## SET EXERCISE
Each entry below must be repeated word for word.

## MATERIAL TO PROCESS

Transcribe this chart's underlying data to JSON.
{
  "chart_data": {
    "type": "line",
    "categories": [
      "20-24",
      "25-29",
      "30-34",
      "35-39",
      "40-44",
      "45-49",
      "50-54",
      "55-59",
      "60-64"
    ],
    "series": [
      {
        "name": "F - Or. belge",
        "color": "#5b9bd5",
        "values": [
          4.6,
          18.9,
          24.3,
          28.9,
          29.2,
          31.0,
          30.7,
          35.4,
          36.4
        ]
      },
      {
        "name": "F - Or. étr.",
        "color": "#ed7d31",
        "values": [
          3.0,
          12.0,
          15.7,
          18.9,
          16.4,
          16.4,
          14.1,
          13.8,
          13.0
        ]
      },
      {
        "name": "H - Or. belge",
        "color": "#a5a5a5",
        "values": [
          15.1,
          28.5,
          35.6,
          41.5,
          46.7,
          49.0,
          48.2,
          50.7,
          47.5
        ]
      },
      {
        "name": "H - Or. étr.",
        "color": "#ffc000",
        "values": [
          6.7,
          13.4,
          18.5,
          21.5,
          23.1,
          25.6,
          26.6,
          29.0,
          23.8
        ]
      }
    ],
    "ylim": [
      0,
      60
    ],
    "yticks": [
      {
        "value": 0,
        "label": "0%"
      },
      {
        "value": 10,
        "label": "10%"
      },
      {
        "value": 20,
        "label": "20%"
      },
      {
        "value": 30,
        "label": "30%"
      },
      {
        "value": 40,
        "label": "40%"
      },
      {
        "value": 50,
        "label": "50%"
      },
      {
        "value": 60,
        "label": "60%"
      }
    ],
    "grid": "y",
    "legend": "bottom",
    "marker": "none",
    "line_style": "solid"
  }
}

## SOLUTION
Transcribe this chart's underlying data to JSON.
{
  "chart_data": {
    "type": "line",
    "categories": [
      "20-24",
      "25-29",
      "30-34",
      "35-39",
      "40-44",
      "45-49",
      "50-54",
      "55-59",
      "60-64"
    ],
    "series": [
      {
        "name": "F - Or. belge",
        "color": "#5b9bd5",
        "values": [
          4.6,
          18.9,
          24.3,
          28.9,
          29.2,
          31.0,
          30.7,
          35.4,
          36.4
        ]
      },
      {
        "name": "F - Or. étr.",
        "color": "#ed7d31",
        "values": [
          3.0,
          12.0,
          15.7,
          18.9,
          16.4,
          16.4,
          14.1,
          13.8,
          13.0
        ]
      },
      {
        "name": "H - Or. belge",
        "color": "#a5a5a5",
        "values": [
          15.1,
          28.5,
          35.6,
          41.5,
          46.7,
          49.0,
          48.2,
          50.7,
          47.5
        ]
      },
      {
        "name": "H - Or. étr.",
        "color": "#ffc000",
        "values": [
          6.7,
          13.4,
          18.5,
          21.5,
          23.1,
          25.6,
          26.6,
          29.0,
          23.8
        ]
      }
    ],
    "ylim": [
      0,
      60
    ],
    "yticks": [
      {
        "value": 0,
        "label": "0%"
      },
      {
        "value": 10,
        "label": "10%"
      },
      {
        "value": 20,
        "label": "20%"
      },
      {
        "value": 30,
        "label": "30%"
      },
      {
        "value": 40,
        "label": "40%"
      },
      {
        "value": 50,
        "label": "50%"
      },
      {
        "value": 60,
        "label": "60%"
      }
    ],
    "grid": "y",
    "legend": "bottom",
    "marker": "none",
    "line_style": "solid"
  }
}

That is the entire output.